**Collected data entries:**
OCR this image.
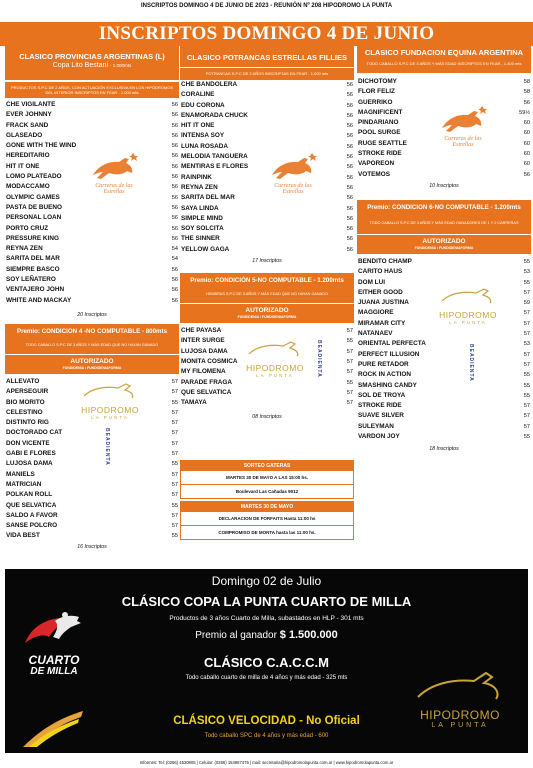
INSCRIPTOS DOMINGO 4 DE JUNIO DE 2023 - REUNIÓN Nº 208 HIPODROMO LA PUNTA
INSCRIPTOS DOMINGO 4 DE JUNIO
CLASICO PROVINCIAS ARGENTINAS (L)
Copa Lito Bestani - 1.000mts
PRODUCTOS S.P.C DE 2 AÑOS, CON ACTUACIÓN EXCLUSIVA EN LOS HIPÓDROMOS DEL INTERIOR INSCRIPTOS EN FEAR - 1.000 mts
CHE VIGILANTE	56
EVER JOHNNY	56
FRACK SAND	56
GLASEADO	56
GONE WITH THE WIND	56
HEREDITARIO	56
HIT IT ONE	56
LOMO PLATEADO	56
MODACCAMO	56
OLYMPIC GAMES	56
PASTA DE BUENO	56
PERSONAL LOAN	56
PORTO CRUZ	56
PRESSURE KING	56
REYNA ZEN	54
SARITA DEL MAR	54
SIEMPRE BASCO	56
SOY LEÑATERO	56
VENTAJERO JOHN	56
WHITE AND MACKAY	56
20 Inscriptos
Premio: CONDICION 4 -NO COMPUTABLE - 800mts
TODO CABALLO S.P.C DE 3 AÑOS Y MÁS EDAD QUE NO HAYAN GANADO
AUTORIZADO
FUNDIDENIA / FUNDIDENIAFORMA
ALLEVATO	57
APERSEGUIR	57
BIO MORITO	55
CELESTINO	57
DISTINTO RIG	57
DOCTORADO CAT	57
DON VICENTE	57
GABI E FLORES	57
LUJOSA DAMA	55
MANIELS	57
MATRICIAN	57
POLKAN ROLL	57
QUE SELVATICA	55
SALDO A FAVOR	57
SANSE POLCRO	57
VIDA BEST	55
16 Inscriptos
CLASICO POTRANCAS ESTRELLAS FILLIES
POTRANCAS S.P.C DE 2 AÑOS INSCRIPTAS EN FEAR - 1.000 mts
CHE BANDOLERA	56
CORALINE	56
EDU CORONA	56
ENAMORADA CHUCK	56
HIT IT ONE	56
INTENSA SOY	56
LUNA ROSADA	56
MELODIA TANGUERA	56
MENTIRAS E FLORES	56
RAINPINK	56
REYNA ZEN	56
SARITA DEL MAR	56
SAYA LINDA	56
SIMPLE MIND	56
SOY SOLCITA	56
THE SINNER	56
YELLOW GAGA	56
17 Inscriptos
Premio: CONDICIÓN 5-NO COMPUTABLE - 1.200mts
HEMBRAS S.P.C DE 3 AÑOS Y MÁS EDAD QUE NO HAYAN GANADO
AUTORIZADO
FUNDIDENIA / FUNDIDENIAFORMA
CHE PAYASA	57
INTER SURGE	55
LUJOSA DAMA	57
MONITA COSMICA	57
MY FILOMENA	57
PARADE FRAGA	55
QUE SELVATICA	57
TAMAYA	57
08 Inscriptos
CLASICO FUNDACION EQUINA ARGENTINA
TODO CABALLO S.P.C DE 3 AÑOS Y MÁS EDAD INSCRIPTOS EN FEAR - 1.400 mts
DICHOTOMY	58
FLOR FELIZ	58
GUERRIKO	56
MAGNIFICENT	59½
PINDARIANO	60
POOL SURGE	60
RUGE SEATTLE	60
STROKE RIDE	60
VAPOREON	60
VOTEMOS	56
10 Inscriptos
Premio: CONDICION 6-NO COMPUTABLE - 1.200mts
TODO CABALLO S.P.C DE 3 AÑOS Y MÁS EDAD GANADORES DE 1 Y 2 CARRERAS
AUTORIZADO
FUNDIDENIA / FUNDIDENIAFORMA
BENDITO CHAMP	55
CARITO HAUS	53
DOM LUI	55
EITHER GOOD	57
JUANA JUSTINA	59
MAGGIORE	57
MIRAMAR CITY	57
NATANAEV	57
ORIENTAL PERFECTA	53
PERFECT ILLUSION	57
PURE RETADOR	57
ROCK IN ACTION	55
SMASHING CANDY	55
SOL DE TROYA	55
STROKE RIDE	57
SUAVE SILVER	57
SULEYMAN	57
VARDON JOY	55
18 Inscriptos
Carreras de las Estrellas
Carreras de las Estrellas
Carreras de las Estrellas
HIPODROMO
LA PUNTA
HIPODROMO
LA PUNTA
HIPODROMO
LA PUNTA
BEADIENTA
BEADIENTA	BEADIENTA
SORTEO GATERAS
MARTES 30 DE MAYO A LAS 15:00 hs.
Boulevard Las Cañadas 9012
MARTES 30 DE MAYO
DECLARACION DE FORFAITS Hasta 11:00 hs
COMPROMISO DE MONTA hasta las 11:00 hs.
Domingo 02 de Julio
CLÁSICO COPA LA PUNTA CUARTO DE MILLA
Productos de 3 años Cuarto de Milla, subastados en HLP - 301 mts
Premio al ganador $ 1.500.000
CLÁSICO C.A.C.C.M
Todo caballo cuarto de milla de 4 años y más edad - 325 mts
CLÁSICO VELOCIDAD - No Oficial
Todo caballo SPC de 4 años y más edad - 600
CUARTO
DE MILLA
HIPODROMO
LA PUNTA
Informes: Tel: (0266) 4530805 | Celular: (0266) 154867475 | mail: secretaria@hipodromolapunta.com.ar | www.hipodromolapunta.com.ar
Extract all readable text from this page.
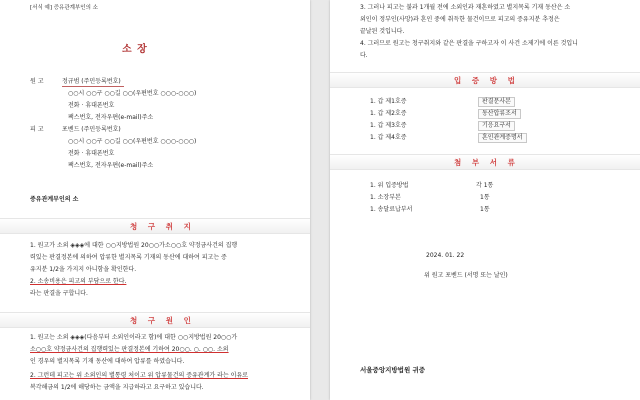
[서식 예] 증유관계부인의 소
소 장
원 고	정규범 (주민등록번호)
○○시 ○○구 ○○길 ○○(우편번호 ○○○-○○○)
전화 · 휴대폰번호
팩스번호, 전자우편(e-mail)주소
피 고	포벤드 (주민등록번호)
○○시 ○○구 ○○길 ○○(우편번호 ○○○-○○○)
전화 · 휴대폰번호
팩스번호, 전자우편(e-mail)주소
증유관계부인의 소
청 구 취 지
1. 원고가 소외 ◈◈◈에 대한 ○○지방법원 20○○가소○○호 약정금사건의 집행
력있는 판결정본에 의하여 압류한 별지목록 기재의 동산에 대하여 피고는 증
유지분 1/2을 가지지 아니함을 확인한다.
2. 소송비용은 피고의 부담으로 한다.
라는 판결을 구합니다.
청 구 원 인
1. 원고는 소외 ◈◈◈(다음부터 소외인이라고 함)에 대한 ○○지방법원 20○○가
소○○호 약정금사건의 집행력있는 판결정본에 기하여 20○○. ○. ○○. 소외
인 경우의 별지목록 기재 동산에 대하여 압류를 하였습니다.
2. 그런데 피고는 위 소외인의 별통령 처이고 위 압류물건의 증유관계가 라는 이유로
복각해금의 1/2에 해당하는 금액을 지급하라고 요구하고 있습니다.
3. 그러나 피고는 불과 1개월 전에 소외인과 재혼하였고 별지목록 기재 동산은 소
외인이 정부인(사망)과 혼인 중에 취득한 물건이므로 피고의 증유지분 추정은
끝날된 것입니다.
4. 그러므로 원고는 청구취지와 같은 판결을 구하고자 이 사건 소제기에 이른 것입니
다.
입 증 방 법
1. 갑 제1호증	판결문사본
1. 갑 제2호증	동산압류조서
1. 갑 제3호증	기응요구서
1. 갑 제4호증	혼인관계증명서
첨 부 서 류
1. 위 입증방법	각 1통
1. 소장부본	1통
1. 송달료납부서	1통
2024. 01. 22
위 원고 포벤드 (서명 또는 날인)
서울중앙지방법원 귀중
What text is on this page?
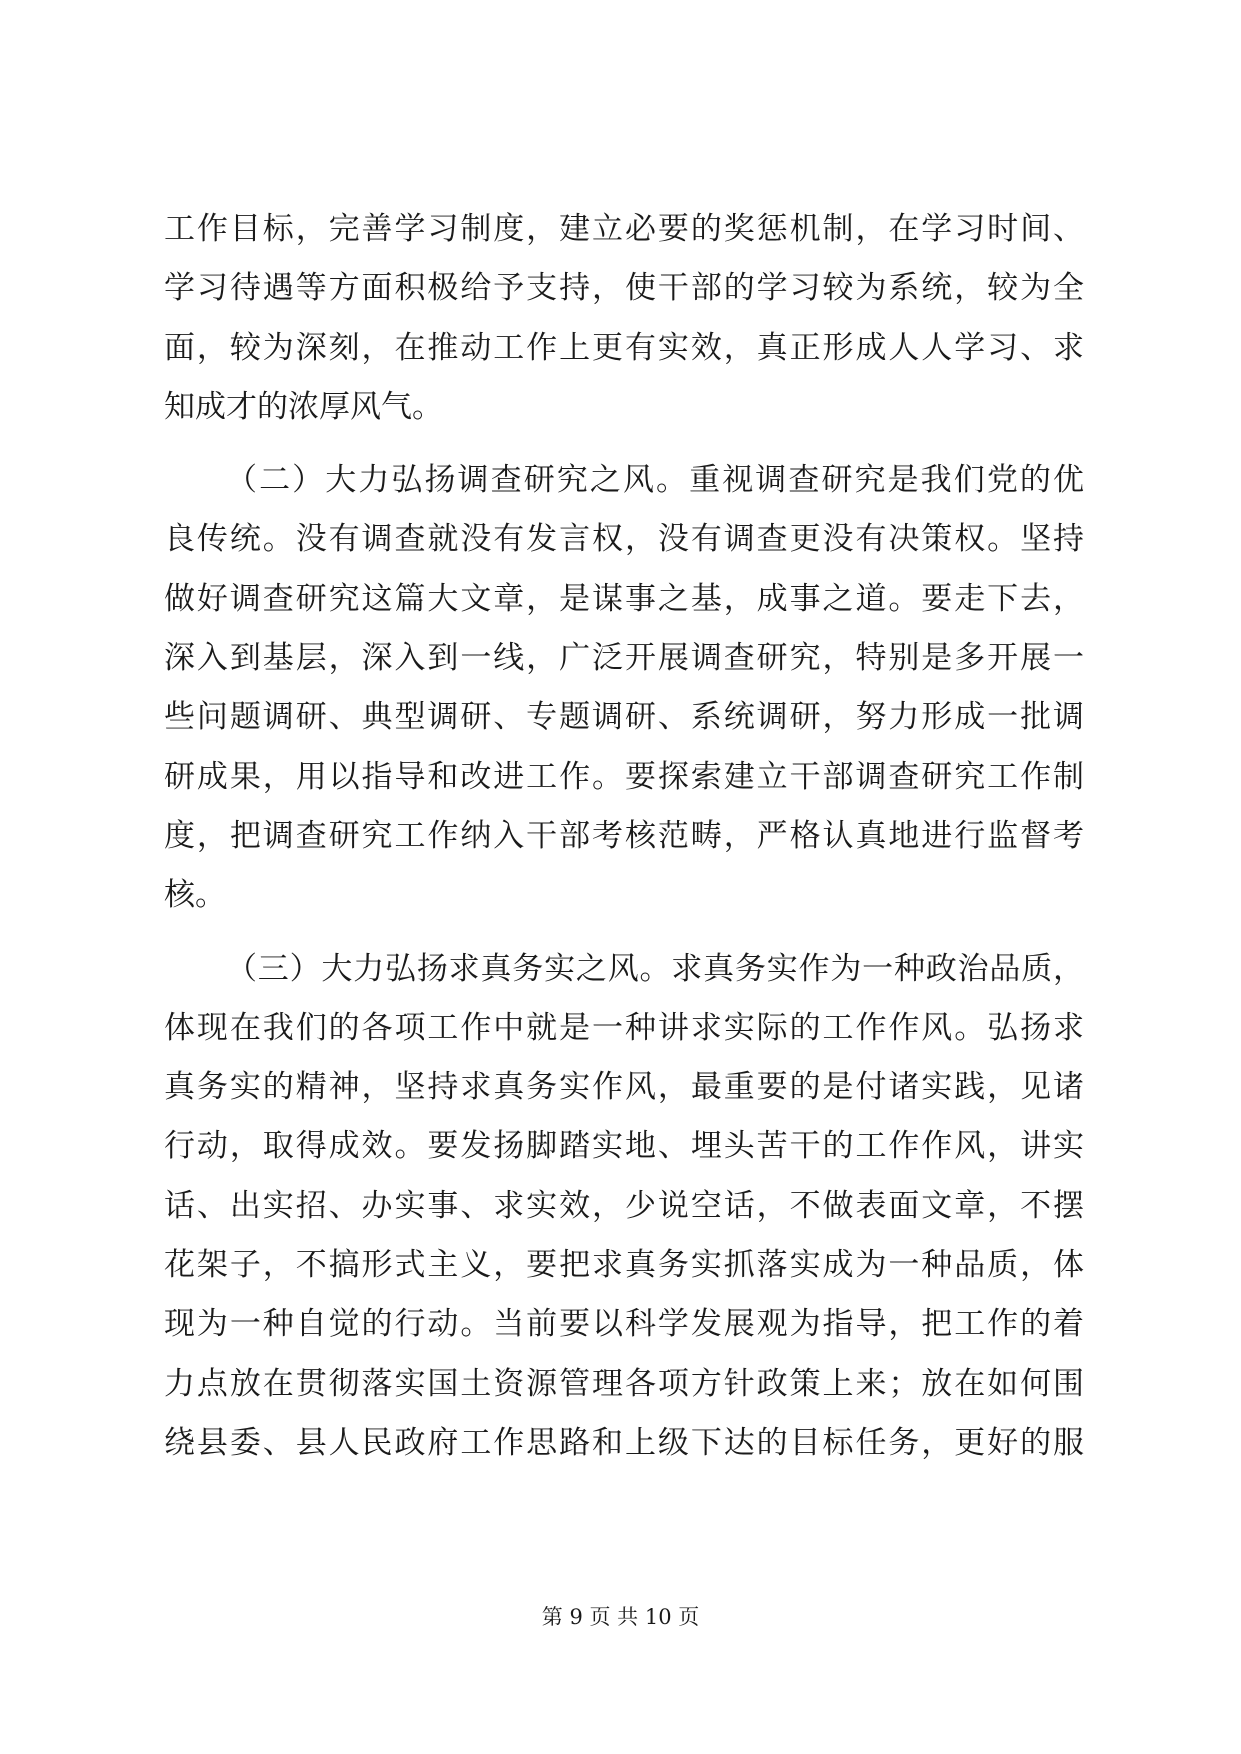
工作目标，完善学习制度，建立必要的奖惩机制，在学习时间、
学习待遇等方面积极给予支持，使干部的学习较为系统，较为全
面，较为深刻，在推动工作上更有实效，真正形成人人学习、求
知成才的浓厚风气。
（二）大力弘扬调查研究之风。重视调查研究是我们党的优
良传统。没有调查就没有发言权，没有调查更没有决策权。坚持
做好调查研究这篇大文章，是谋事之基，成事之道。要走下去，
深入到基层，深入到一线，广泛开展调查研究，特别是多开展一
些问题调研、典型调研、专题调研、系统调研，努力形成一批调
研成果，用以指导和改进工作。要探索建立干部调查研究工作制
度，把调查研究工作纳入干部考核范畴，严格认真地进行监督考
核。
（三）大力弘扬求真务实之风。求真务实作为一种政治品质，
体现在我们的各项工作中就是一种讲求实际的工作作风。弘扬求
真务实的精神，坚持求真务实作风，最重要的是付诸实践，见诸
行动，取得成效。要发扬脚踏实地、埋头苦干的工作作风，讲实
话、出实招、办实事、求实效，少说空话，不做表面文章，不摆
花架子，不搞形式主义，要把求真务实抓落实成为一种品质，体
现为一种自觉的行动。当前要以科学发展观为指导，把工作的着
力点放在贯彻落实国土资源管理各项方针政策上来；放在如何围
绕县委、县人民政府工作思路和上级下达的目标任务，更好的服
第 9 页 共 10 页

**Job:**
Exclude all pictures and reproduce exactly the lines from the one containing "What text is on this page?" through the final line of the entries above.

**Reply:**
What text is on this page?
工作目标，完善学习制度，建立必要的奖惩机制，在学习时间、
学习待遇等方面积极给予支持，使干部的学习较为系统，较为全
面，较为深刻，在推动工作上更有实效，真正形成人人学习、求
知成才的浓厚风气。
（二）大力弘扬调查研究之风。重视调查研究是我们党的优
良传统。没有调查就没有发言权，没有调查更没有决策权。坚持
做好调查研究这篇大文章，是谋事之基，成事之道。要走下去，
深入到基层，深入到一线，广泛开展调查研究，特别是多开展一
些问题调研、典型调研、专题调研、系统调研，努力形成一批调
研成果，用以指导和改进工作。要探索建立干部调查研究工作制
度，把调查研究工作纳入干部考核范畴，严格认真地进行监督考
核。
（三）大力弘扬求真务实之风。求真务实作为一种政治品质，
体现在我们的各项工作中就是一种讲求实际的工作作风。弘扬求
真务实的精神，坚持求真务实作风，最重要的是付诸实践，见诸
行动，取得成效。要发扬脚踏实地、埋头苦干的工作作风，讲实
话、出实招、办实事、求实效，少说空话，不做表面文章，不摆
花架子，不搞形式主义，要把求真务实抓落实成为一种品质，体
现为一种自觉的行动。当前要以科学发展观为指导，把工作的着
力点放在贯彻落实国土资源管理各项方针政策上来；放在如何围
绕县委、县人民政府工作思路和上级下达的目标任务，更好的服
第 9 页 共 10 页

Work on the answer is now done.